# Start of Data for this task
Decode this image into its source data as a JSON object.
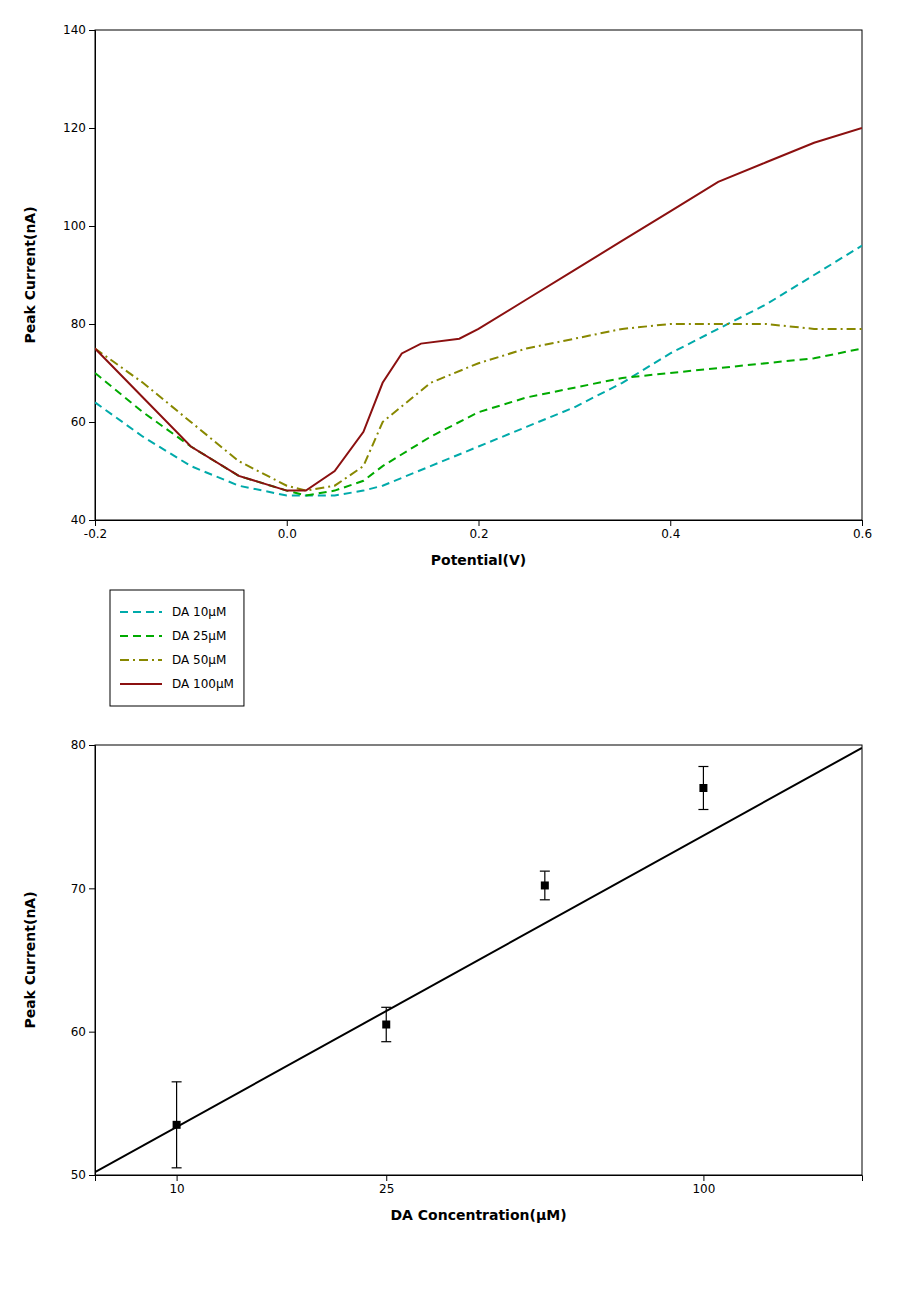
{
  "chart_data": [
    {
      "type": "line",
      "xlabel": "Potential(V)",
      "ylabel": "Peak Current(nA)",
      "xlim": [
        -0.2,
        0.6
      ],
      "ylim": [
        40,
        140
      ],
      "xticks": [
        -0.2,
        {
          "value": 0.0,
          "label": "0.0"
        },
        0.2,
        0.4,
        0.6
      ],
      "yticks": [
        40,
        60,
        80,
        100,
        120,
        140
      ],
      "grid": false,
      "legend": "bottom",
      "series": [
        {
          "name": "DA 10μM",
          "color": "#00AAAA",
          "line_style": "dashed",
          "x": [
            -0.2,
            -0.15,
            -0.1,
            -0.05,
            0.0,
            0.02,
            0.05,
            0.08,
            0.1,
            0.15,
            0.2,
            0.25,
            0.3,
            0.35,
            0.4,
            0.45,
            0.5,
            0.55,
            0.6
          ],
          "values": [
            64,
            57,
            51,
            47,
            45,
            45,
            45,
            46,
            47,
            51,
            55,
            59,
            63,
            68,
            74,
            79,
            84,
            90,
            96
          ]
        },
        {
          "name": "DA 25μM",
          "color": "#00AA00",
          "line_style": "dashed",
          "x": [
            -0.2,
            -0.15,
            -0.1,
            -0.05,
            0.0,
            0.02,
            0.05,
            0.08,
            0.1,
            0.15,
            0.2,
            0.25,
            0.3,
            0.35,
            0.4,
            0.45,
            0.5,
            0.55,
            0.6
          ],
          "values": [
            70,
            62,
            55,
            49,
            46,
            45,
            46,
            48,
            51,
            57,
            62,
            65,
            67,
            69,
            70,
            71,
            72,
            73,
            75
          ]
        },
        {
          "name": "DA 50μM",
          "color": "#888800",
          "line_style": "dashdot",
          "x": [
            -0.2,
            -0.15,
            -0.1,
            -0.05,
            0.0,
            0.02,
            0.05,
            0.08,
            0.1,
            0.15,
            0.2,
            0.25,
            0.3,
            0.35,
            0.4,
            0.45,
            0.5,
            0.55,
            0.6
          ],
          "values": [
            75,
            68,
            60,
            52,
            47,
            46,
            47,
            51,
            60,
            68,
            72,
            75,
            77,
            79,
            80,
            80,
            80,
            79,
            79
          ]
        },
        {
          "name": "DA 100μM",
          "color": "#8B1010",
          "line_style": "solid",
          "x": [
            -0.2,
            -0.15,
            -0.1,
            -0.05,
            0.0,
            0.02,
            0.05,
            0.08,
            0.1,
            0.12,
            0.14,
            0.18,
            0.2,
            0.25,
            0.3,
            0.35,
            0.4,
            0.45,
            0.5,
            0.55,
            0.6
          ],
          "values": [
            75,
            65,
            55,
            49,
            46,
            46,
            50,
            58,
            68,
            74,
            76,
            77,
            79,
            85,
            91,
            97,
            103,
            109,
            113,
            117,
            120
          ]
        }
      ]
    },
    {
      "type": "scatter",
      "xlabel": "DA Concentration(μM)",
      "ylabel": "Peak Current(nA)",
      "log": "x",
      "xlim": [
        7,
        200
      ],
      "ylim": [
        50,
        80
      ],
      "xticks": [
        10,
        25,
        100
      ],
      "yticks": [
        50,
        60,
        70,
        80
      ],
      "grid": false,
      "series": [
        {
          "type": "line",
          "color": "black",
          "line_style": "solid",
          "x": [
            7,
            200
          ],
          "values": [
            50.2,
            79.8
          ]
        },
        {
          "type": "scatter",
          "color": "black",
          "marker": "square",
          "x": [
            10,
            25,
            50,
            100
          ],
          "values": [
            53.5,
            60.5,
            70.2,
            77.0
          ],
          "errors": [
            3.0,
            1.2,
            1.0,
            1.5
          ]
        }
      ]
    }
  ]
}
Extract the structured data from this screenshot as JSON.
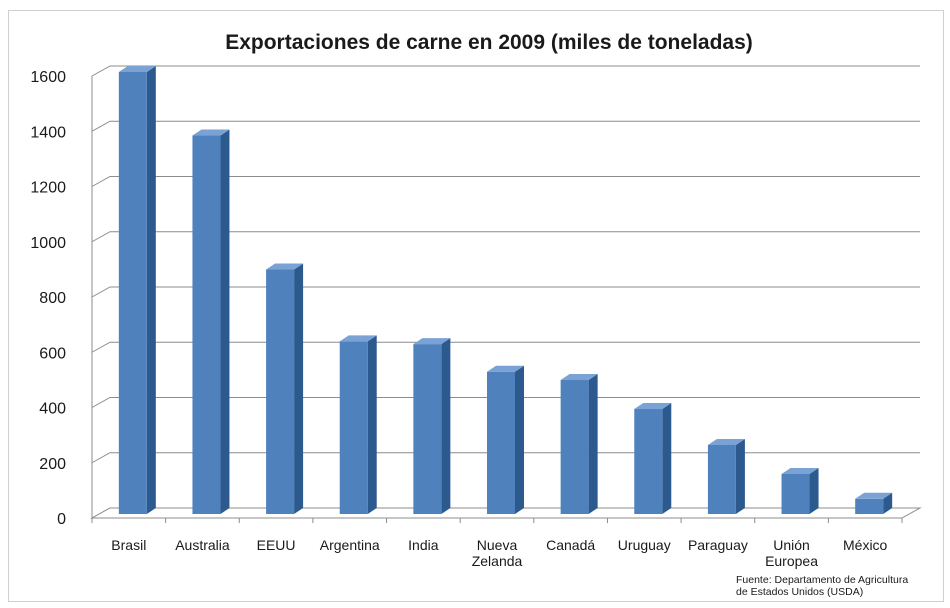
{
  "chart_data": {
    "type": "bar",
    "title": "Exportaciones de carne en 2009 (miles de toneladas)",
    "categories": [
      [
        "Brasil"
      ],
      [
        "Australia"
      ],
      [
        "EEUU"
      ],
      [
        "Argentina"
      ],
      [
        "India"
      ],
      [
        "Nueva",
        "Zelanda"
      ],
      [
        "Canadá"
      ],
      [
        "Uruguay"
      ],
      [
        "Paraguay"
      ],
      [
        "Unión",
        "Europea"
      ],
      [
        "México"
      ]
    ],
    "values": [
      1600,
      1370,
      885,
      625,
      615,
      515,
      485,
      380,
      250,
      145,
      55
    ],
    "ylim": [
      0,
      1600
    ],
    "yticks": [
      0,
      200,
      400,
      600,
      800,
      1000,
      1200,
      1400,
      1600
    ],
    "grid": true,
    "style": "3d-column",
    "bar_color": "#4f81bd",
    "bar_side_color": "#2c5a8f",
    "bar_top_color": "#7aa2d4",
    "source_note": [
      "Fuente: Departamento de Agricultura",
      "de Estados Unidos (USDA)"
    ]
  }
}
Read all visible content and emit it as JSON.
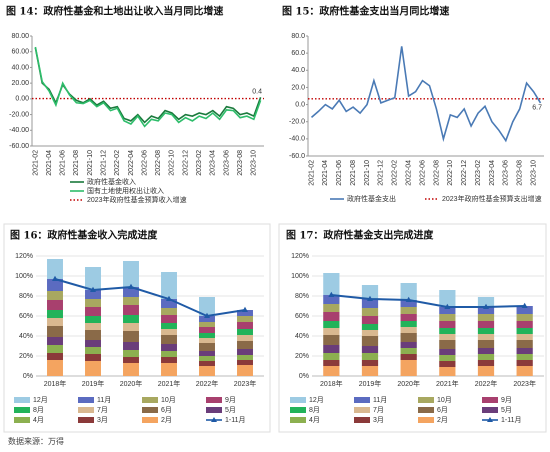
{
  "chart_data": [
    {
      "type": "line",
      "title": "图 14：政府性基金和土地出让收入当月同比增速",
      "categories": [
        "2021-02",
        null,
        "2021-04",
        null,
        "2021-06",
        null,
        "2021-08",
        null,
        "2021-10",
        null,
        "2021-12",
        null,
        "2022-02",
        null,
        "2022-04",
        null,
        "2022-06",
        null,
        "2022-08",
        null,
        "2022-10",
        null,
        "2022-12",
        null,
        "2023-02",
        null,
        "2023-04",
        null,
        "2023-06",
        null,
        "2023-08",
        null,
        "2023-10",
        null
      ],
      "series": [
        {
          "name": "政府性基金收入",
          "color": "#1a7a3c",
          "values": [
            65,
            20,
            12,
            -5,
            18,
            6,
            -2,
            -5,
            0,
            -8,
            -3,
            -12,
            -10,
            -25,
            -28,
            -20,
            -30,
            -22,
            -25,
            -15,
            -18,
            -26,
            -20,
            -22,
            -18,
            -20,
            -15,
            -22,
            -10,
            -12,
            -20,
            -18,
            -22,
            2
          ]
        },
        {
          "name": "国有土地使用权出让收入",
          "color": "#2ebd6b",
          "values": [
            66,
            22,
            10,
            -8,
            20,
            5,
            -5,
            -6,
            -2,
            -10,
            -5,
            -15,
            -12,
            -28,
            -32,
            -22,
            -35,
            -26,
            -28,
            -18,
            -20,
            -30,
            -24,
            -28,
            -22,
            -25,
            -18,
            -26,
            -14,
            -15,
            -24,
            -22,
            -26,
            -2
          ]
        }
      ],
      "reference": {
        "name": "2023年政府性基金预算收入增速",
        "color": "#c00000",
        "value": 0.4
      },
      "ylim": [
        -60,
        80
      ],
      "yticks": [
        {
          "value": -60,
          "label": "-60.00"
        },
        {
          "value": -40,
          "label": "-40.00"
        },
        {
          "value": -20,
          "label": "-20.00"
        },
        {
          "value": 0,
          "label": "0.00"
        },
        {
          "value": 20,
          "label": "20.00"
        },
        {
          "value": 40,
          "label": "40.00"
        },
        {
          "value": 60,
          "label": "60.00"
        },
        {
          "value": 80,
          "label": "80.00"
        }
      ]
    },
    {
      "type": "line",
      "title": "图 15：政府性基金支出当月同比增速",
      "categories": [
        "2021-02",
        null,
        "2021-04",
        null,
        "2021-06",
        null,
        "2021-08",
        null,
        "2021-10",
        null,
        "2021-12",
        null,
        "2022-02",
        null,
        "2022-04",
        null,
        "2022-06",
        null,
        "2022-08",
        null,
        "2022-10",
        null,
        "2022-12",
        null,
        "2023-02",
        null,
        "2023-04",
        null,
        "2023-06",
        null,
        "2023-08",
        null,
        "2023-10",
        null
      ],
      "series": [
        {
          "name": "政府性基金支出",
          "color": "#4a7ab5",
          "values": [
            -15,
            -8,
            0,
            -5,
            5,
            -8,
            -3,
            -10,
            0,
            28,
            2,
            5,
            8,
            68,
            10,
            15,
            28,
            22,
            -5,
            -40,
            -12,
            -15,
            -5,
            -25,
            -10,
            -2,
            -20,
            -30,
            -42,
            -20,
            -5,
            25,
            15,
            2
          ]
        }
      ],
      "reference": {
        "name": "2023年政府性基金预算支出增速",
        "color": "#c00000",
        "value": 6.7
      },
      "ylim": [
        -60,
        80
      ],
      "yticks": [
        {
          "value": -60,
          "label": "-60.0"
        },
        {
          "value": -40,
          "label": "-40.0"
        },
        {
          "value": -20,
          "label": "-20.0"
        },
        {
          "value": 0,
          "label": "0.0"
        },
        {
          "value": 20,
          "label": "20.0"
        },
        {
          "value": 40,
          "label": "40.0"
        },
        {
          "value": 60,
          "label": "60.0"
        },
        {
          "value": 80,
          "label": "80.0"
        }
      ]
    },
    {
      "type": "stacked-bar",
      "title": "图 16：政府性基金收入完成进度",
      "categories": [
        "2018年",
        "2019年",
        "2020年",
        "2021年",
        "2022年",
        "2023年"
      ],
      "series": [
        {
          "name": "12月",
          "color": "#9dcbe3",
          "values": [
            20,
            23,
            26,
            27,
            19,
            null
          ]
        },
        {
          "name": "11月",
          "color": "#5b6bc0",
          "values": [
            12,
            9,
            10,
            9,
            6,
            6
          ]
        },
        {
          "name": "10月",
          "color": "#a8a860",
          "values": [
            9,
            8,
            8,
            7,
            5,
            6
          ]
        },
        {
          "name": "9月",
          "color": "#a8406e",
          "values": [
            10,
            9,
            10,
            8,
            6,
            7
          ]
        },
        {
          "name": "8月",
          "color": "#22b35a",
          "values": [
            8,
            7,
            8,
            6,
            5,
            6
          ]
        },
        {
          "name": "7月",
          "color": "#d9b890",
          "values": [
            8,
            7,
            8,
            6,
            5,
            6
          ]
        },
        {
          "name": "6月",
          "color": "#8a6a48",
          "values": [
            11,
            10,
            11,
            9,
            8,
            8
          ]
        },
        {
          "name": "5月",
          "color": "#6a3d7a",
          "values": [
            8,
            7,
            8,
            7,
            5,
            6
          ]
        },
        {
          "name": "4月",
          "color": "#8cb050",
          "values": [
            8,
            7,
            7,
            6,
            5,
            5
          ]
        },
        {
          "name": "3月",
          "color": "#8b3a3a",
          "values": [
            7,
            7,
            6,
            6,
            5,
            5
          ]
        },
        {
          "name": "2月",
          "color": "#f4a460",
          "values": [
            16,
            15,
            13,
            13,
            10,
            11
          ]
        },
        {
          "name": "1-11月",
          "color": "#1f5aa6",
          "type": "line",
          "values": [
            97,
            86,
            89,
            77,
            60,
            66
          ]
        }
      ],
      "ylim": [
        0,
        120
      ],
      "yticks": [
        {
          "value": 0,
          "label": "0%"
        },
        {
          "value": 20,
          "label": "20%"
        },
        {
          "value": 40,
          "label": "40%"
        },
        {
          "value": 60,
          "label": "60%"
        },
        {
          "value": 80,
          "label": "80%"
        },
        {
          "value": 100,
          "label": "100%"
        },
        {
          "value": 120,
          "label": "120%"
        }
      ]
    },
    {
      "type": "stacked-bar",
      "title": "图 17：政府性基金支出完成进度",
      "categories": [
        "2018年",
        "2019年",
        "2020年",
        "2021年",
        "2022年",
        "2023年"
      ],
      "series": [
        {
          "name": "12月",
          "color": "#9dcbe3",
          "values": [
            22,
            14,
            17,
            17,
            10,
            null
          ]
        },
        {
          "name": "11月",
          "color": "#5b6bc0",
          "values": [
            9,
            9,
            7,
            7,
            7,
            8
          ]
        },
        {
          "name": "10月",
          "color": "#a8a860",
          "values": [
            8,
            8,
            7,
            7,
            7,
            7
          ]
        },
        {
          "name": "9月",
          "color": "#a8406e",
          "values": [
            9,
            8,
            7,
            7,
            7,
            7
          ]
        },
        {
          "name": "8月",
          "color": "#22b35a",
          "values": [
            7,
            6,
            6,
            6,
            6,
            6
          ]
        },
        {
          "name": "7月",
          "color": "#d9b890",
          "values": [
            7,
            6,
            6,
            6,
            6,
            6
          ]
        },
        {
          "name": "6月",
          "color": "#8a6a48",
          "values": [
            10,
            10,
            9,
            9,
            8,
            8
          ]
        },
        {
          "name": "5月",
          "color": "#6a3d7a",
          "values": [
            8,
            7,
            6,
            6,
            6,
            6
          ]
        },
        {
          "name": "4月",
          "color": "#8cb050",
          "values": [
            7,
            7,
            6,
            6,
            6,
            6
          ]
        },
        {
          "name": "3月",
          "color": "#8b3a3a",
          "values": [
            6,
            6,
            6,
            6,
            6,
            6
          ]
        },
        {
          "name": "2月",
          "color": "#f4a460",
          "values": [
            10,
            10,
            16,
            9,
            10,
            10
          ]
        },
        {
          "name": "1-11月",
          "color": "#1f5aa6",
          "type": "line",
          "values": [
            81,
            77,
            76,
            69,
            69,
            70
          ]
        }
      ],
      "ylim": [
        0,
        120
      ],
      "yticks": [
        {
          "value": 0,
          "label": "0%"
        },
        {
          "value": 20,
          "label": "20%"
        },
        {
          "value": 40,
          "label": "40%"
        },
        {
          "value": 60,
          "label": "60%"
        },
        {
          "value": 80,
          "label": "80%"
        },
        {
          "value": 100,
          "label": "100%"
        },
        {
          "value": 120,
          "label": "120%"
        }
      ]
    }
  ],
  "source": "数据来源：万得"
}
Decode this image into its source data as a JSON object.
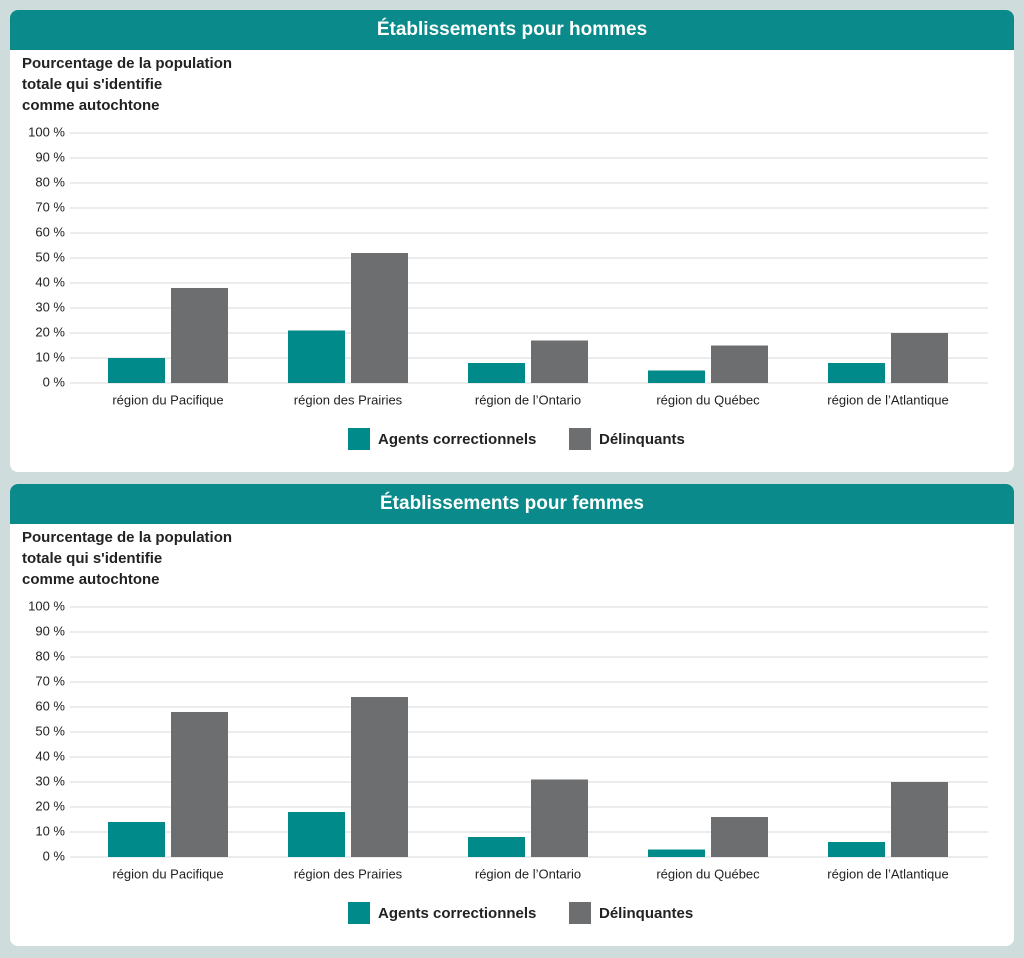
# End of Data for this task
*Required work:*
Copy all lines of the material above where the string "title" occurs.

*Output below:*
    "title": "Exportaciones de carne en 2009 (miles de toneladas)",
      "title": "图 14：政府性基金和土地出让收入当月同比增速",
      "title": "图 15：政府性基金支出当月同比增速",
      "title": "图 16：政府性基金收入完成进度",
      "title": "图 17：政府性基金支出完成进度",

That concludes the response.